> Instructions to follow
Skip the images and return the records below exactly.

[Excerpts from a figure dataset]
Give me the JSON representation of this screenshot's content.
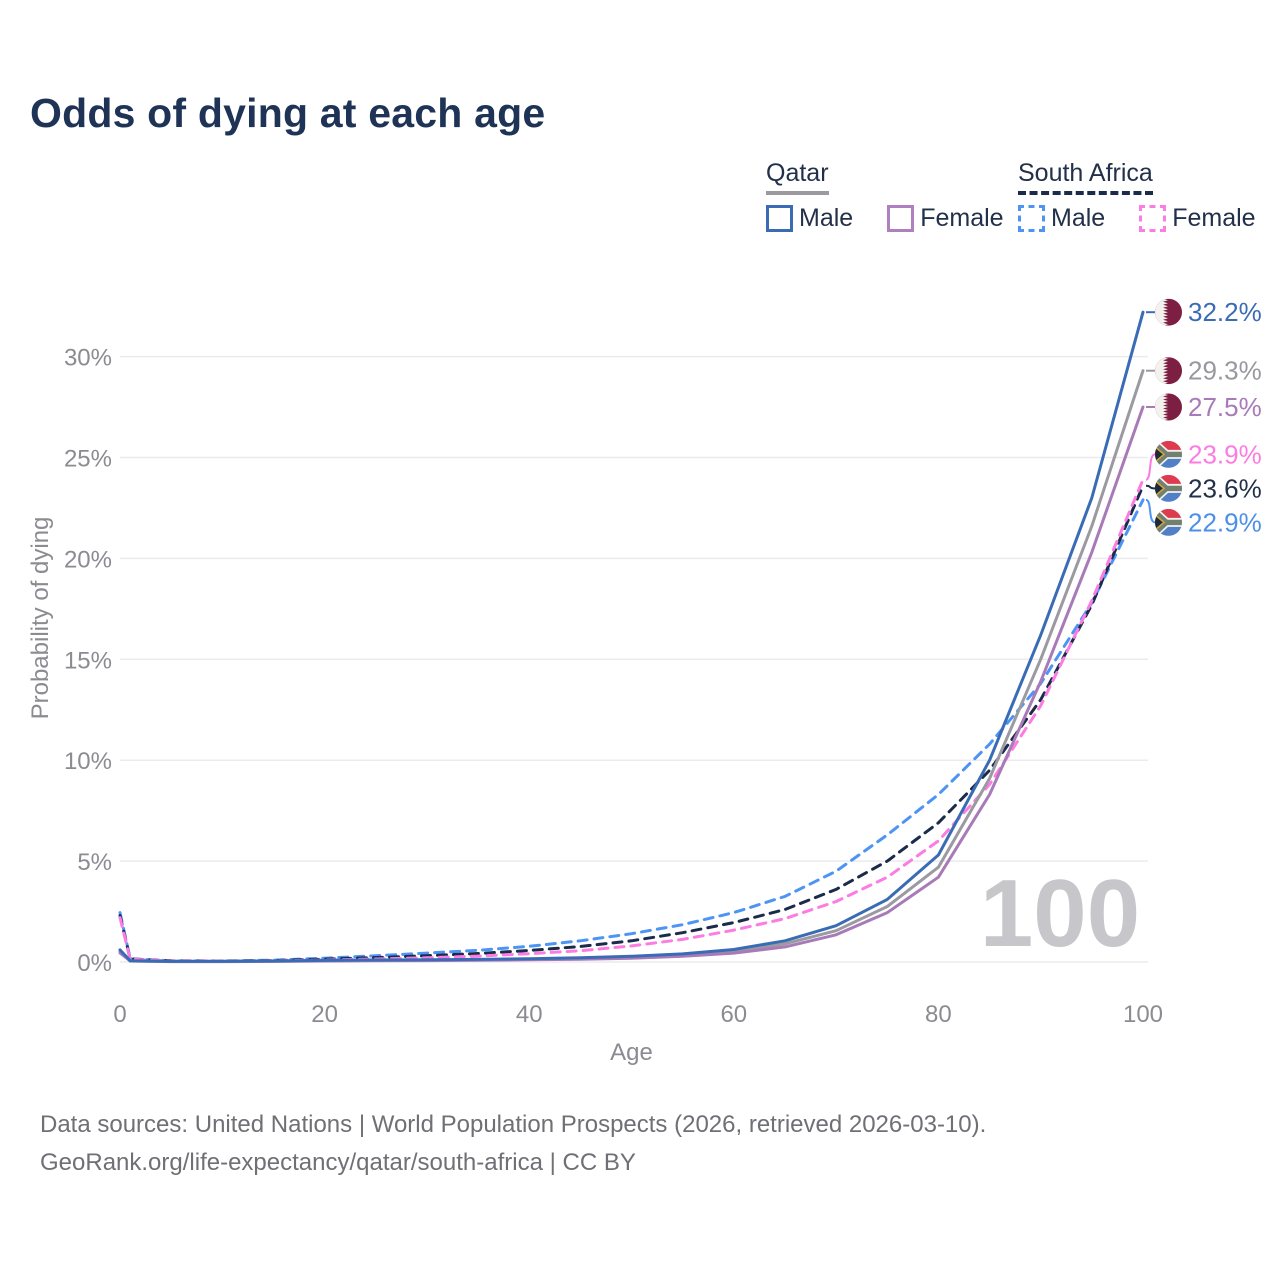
{
  "title": "Odds of dying at each age",
  "legend": {
    "groups": [
      {
        "name": "Qatar",
        "line_style": "solid",
        "underline_color": "#9a9aa0",
        "items": [
          {
            "label": "Male",
            "color": "#3a6cb5",
            "dashed": false
          },
          {
            "label": "Female",
            "color": "#b07fc0",
            "dashed": false
          }
        ]
      },
      {
        "name": "South Africa",
        "line_style": "dashed",
        "underline_color": "#1b2b4a",
        "items": [
          {
            "label": "Male",
            "color": "#4d94f5",
            "dashed": true
          },
          {
            "label": "Female",
            "color": "#fb7ce2",
            "dashed": true
          }
        ]
      }
    ]
  },
  "watermark": "100",
  "footer": {
    "line1": "Data sources: United Nations | World Population Prospects (2026, retrieved 2026-03-10).",
    "line2": "GeoRank.org/life-expectancy/qatar/south-africa | CC BY"
  },
  "chart_data": {
    "type": "line",
    "title": "Odds of dying at each age",
    "xlabel": "Age",
    "ylabel": "Probability of dying",
    "xlim": [
      0,
      100
    ],
    "ylim_percent": [
      0,
      33
    ],
    "x_ticks": [
      0,
      20,
      40,
      60,
      80,
      100
    ],
    "y_ticks_percent": [
      0,
      5,
      10,
      15,
      20,
      25,
      30
    ],
    "grid": true,
    "legend_position": "top-right",
    "x": [
      0,
      1,
      5,
      10,
      15,
      20,
      25,
      30,
      35,
      40,
      45,
      50,
      55,
      60,
      65,
      70,
      75,
      80,
      85,
      90,
      95,
      100
    ],
    "series": [
      {
        "name": "South Africa Male",
        "country": "South Africa",
        "sex": "Male",
        "color": "#4d94f5",
        "line_style": "dashed",
        "flag": "za",
        "end_label": "22.9%",
        "end_value": 22.9,
        "label_color": "#4d8fe8",
        "values": [
          2.45,
          0.16,
          0.06,
          0.05,
          0.09,
          0.19,
          0.31,
          0.44,
          0.58,
          0.78,
          1.05,
          1.4,
          1.85,
          2.45,
          3.25,
          4.5,
          6.3,
          8.3,
          10.8,
          13.8,
          17.8,
          22.9
        ]
      },
      {
        "name": "South Africa",
        "country": "South Africa",
        "sex": "Both",
        "color": "#1b2b4a",
        "line_style": "dashed",
        "flag": "za",
        "end_label": "23.6%",
        "end_value": 23.6,
        "label_color": "#22304a",
        "values": [
          2.3,
          0.15,
          0.06,
          0.05,
          0.07,
          0.14,
          0.22,
          0.31,
          0.42,
          0.57,
          0.77,
          1.05,
          1.45,
          1.95,
          2.6,
          3.6,
          5.0,
          6.9,
          9.5,
          13.0,
          17.7,
          23.6
        ]
      },
      {
        "name": "South Africa Female",
        "country": "South Africa",
        "sex": "Female",
        "color": "#fb7ce2",
        "line_style": "dashed",
        "flag": "za",
        "end_label": "23.9%",
        "end_value": 23.9,
        "label_color": "#fb7ce2",
        "values": [
          2.2,
          0.14,
          0.05,
          0.04,
          0.06,
          0.1,
          0.15,
          0.21,
          0.29,
          0.41,
          0.56,
          0.8,
          1.12,
          1.58,
          2.15,
          3.0,
          4.2,
          6.0,
          8.8,
          12.7,
          17.9,
          23.9
        ]
      },
      {
        "name": "Qatar",
        "country": "Qatar",
        "sex": "Both",
        "color": "#9a9aa0",
        "line_style": "solid",
        "flag": "qa",
        "end_label": "29.3%",
        "end_value": 29.3,
        "label_color": "#98989e",
        "values": [
          0.52,
          0.05,
          0.03,
          0.03,
          0.04,
          0.06,
          0.08,
          0.09,
          0.11,
          0.14,
          0.18,
          0.24,
          0.34,
          0.53,
          0.9,
          1.55,
          2.75,
          4.7,
          9.1,
          15.0,
          21.6,
          29.3
        ]
      },
      {
        "name": "Qatar Female",
        "country": "Qatar",
        "sex": "Female",
        "color": "#a87ab8",
        "line_style": "solid",
        "flag": "qa",
        "end_label": "27.5%",
        "end_value": 27.5,
        "label_color": "#a87ab8",
        "values": [
          0.45,
          0.05,
          0.02,
          0.02,
          0.03,
          0.05,
          0.06,
          0.07,
          0.09,
          0.11,
          0.14,
          0.19,
          0.28,
          0.44,
          0.75,
          1.35,
          2.45,
          4.2,
          8.3,
          13.9,
          20.3,
          27.5
        ]
      },
      {
        "name": "Qatar Male",
        "country": "Qatar",
        "sex": "Male",
        "color": "#3a6cb5",
        "line_style": "solid",
        "flag": "qa",
        "end_label": "32.2%",
        "end_value": 32.2,
        "label_color": "#3a6bb5",
        "values": [
          0.6,
          0.06,
          0.03,
          0.03,
          0.05,
          0.08,
          0.1,
          0.11,
          0.13,
          0.16,
          0.21,
          0.28,
          0.4,
          0.62,
          1.05,
          1.8,
          3.1,
          5.3,
          10.0,
          16.2,
          23.0,
          32.2
        ]
      }
    ]
  }
}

> Solution below
Give me the JSON representation of this screenshot's content.
{
  "title": "Odds of dying at each age",
  "legend": {
    "groups": [
      {
        "name": "Qatar",
        "line_style": "solid",
        "underline_color": "#9a9aa0",
        "items": [
          {
            "label": "Male",
            "color": "#3a6cb5",
            "dashed": false
          },
          {
            "label": "Female",
            "color": "#b07fc0",
            "dashed": false
          }
        ]
      },
      {
        "name": "South Africa",
        "line_style": "dashed",
        "underline_color": "#1b2b4a",
        "items": [
          {
            "label": "Male",
            "color": "#4d94f5",
            "dashed": true
          },
          {
            "label": "Female",
            "color": "#fb7ce2",
            "dashed": true
          }
        ]
      }
    ]
  },
  "watermark": "100",
  "footer": {
    "line1": "Data sources: United Nations | World Population Prospects (2026, retrieved 2026-03-10).",
    "line2": "GeoRank.org/life-expectancy/qatar/south-africa | CC BY"
  },
  "chart_data": {
    "type": "line",
    "title": "Odds of dying at each age",
    "xlabel": "Age",
    "ylabel": "Probability of dying",
    "xlim": [
      0,
      100
    ],
    "ylim_percent": [
      0,
      33
    ],
    "x_ticks": [
      0,
      20,
      40,
      60,
      80,
      100
    ],
    "y_ticks_percent": [
      0,
      5,
      10,
      15,
      20,
      25,
      30
    ],
    "grid": true,
    "legend_position": "top-right",
    "x": [
      0,
      1,
      5,
      10,
      15,
      20,
      25,
      30,
      35,
      40,
      45,
      50,
      55,
      60,
      65,
      70,
      75,
      80,
      85,
      90,
      95,
      100
    ],
    "series": [
      {
        "name": "South Africa Male",
        "country": "South Africa",
        "sex": "Male",
        "color": "#4d94f5",
        "line_style": "dashed",
        "flag": "za",
        "end_label": "22.9%",
        "end_value": 22.9,
        "label_color": "#4d8fe8",
        "values": [
          2.45,
          0.16,
          0.06,
          0.05,
          0.09,
          0.19,
          0.31,
          0.44,
          0.58,
          0.78,
          1.05,
          1.4,
          1.85,
          2.45,
          3.25,
          4.5,
          6.3,
          8.3,
          10.8,
          13.8,
          17.8,
          22.9
        ]
      },
      {
        "name": "South Africa",
        "country": "South Africa",
        "sex": "Both",
        "color": "#1b2b4a",
        "line_style": "dashed",
        "flag": "za",
        "end_label": "23.6%",
        "end_value": 23.6,
        "label_color": "#22304a",
        "values": [
          2.3,
          0.15,
          0.06,
          0.05,
          0.07,
          0.14,
          0.22,
          0.31,
          0.42,
          0.57,
          0.77,
          1.05,
          1.45,
          1.95,
          2.6,
          3.6,
          5.0,
          6.9,
          9.5,
          13.0,
          17.7,
          23.6
        ]
      },
      {
        "name": "South Africa Female",
        "country": "South Africa",
        "sex": "Female",
        "color": "#fb7ce2",
        "line_style": "dashed",
        "flag": "za",
        "end_label": "23.9%",
        "end_value": 23.9,
        "label_color": "#fb7ce2",
        "values": [
          2.2,
          0.14,
          0.05,
          0.04,
          0.06,
          0.1,
          0.15,
          0.21,
          0.29,
          0.41,
          0.56,
          0.8,
          1.12,
          1.58,
          2.15,
          3.0,
          4.2,
          6.0,
          8.8,
          12.7,
          17.9,
          23.9
        ]
      },
      {
        "name": "Qatar",
        "country": "Qatar",
        "sex": "Both",
        "color": "#9a9aa0",
        "line_style": "solid",
        "flag": "qa",
        "end_label": "29.3%",
        "end_value": 29.3,
        "label_color": "#98989e",
        "values": [
          0.52,
          0.05,
          0.03,
          0.03,
          0.04,
          0.06,
          0.08,
          0.09,
          0.11,
          0.14,
          0.18,
          0.24,
          0.34,
          0.53,
          0.9,
          1.55,
          2.75,
          4.7,
          9.1,
          15.0,
          21.6,
          29.3
        ]
      },
      {
        "name": "Qatar Female",
        "country": "Qatar",
        "sex": "Female",
        "color": "#a87ab8",
        "line_style": "solid",
        "flag": "qa",
        "end_label": "27.5%",
        "end_value": 27.5,
        "label_color": "#a87ab8",
        "values": [
          0.45,
          0.05,
          0.02,
          0.02,
          0.03,
          0.05,
          0.06,
          0.07,
          0.09,
          0.11,
          0.14,
          0.19,
          0.28,
          0.44,
          0.75,
          1.35,
          2.45,
          4.2,
          8.3,
          13.9,
          20.3,
          27.5
        ]
      },
      {
        "name": "Qatar Male",
        "country": "Qatar",
        "sex": "Male",
        "color": "#3a6cb5",
        "line_style": "solid",
        "flag": "qa",
        "end_label": "32.2%",
        "end_value": 32.2,
        "label_color": "#3a6bb5",
        "values": [
          0.6,
          0.06,
          0.03,
          0.03,
          0.05,
          0.08,
          0.1,
          0.11,
          0.13,
          0.16,
          0.21,
          0.28,
          0.4,
          0.62,
          1.05,
          1.8,
          3.1,
          5.3,
          10.0,
          16.2,
          23.0,
          32.2
        ]
      }
    ]
  }
}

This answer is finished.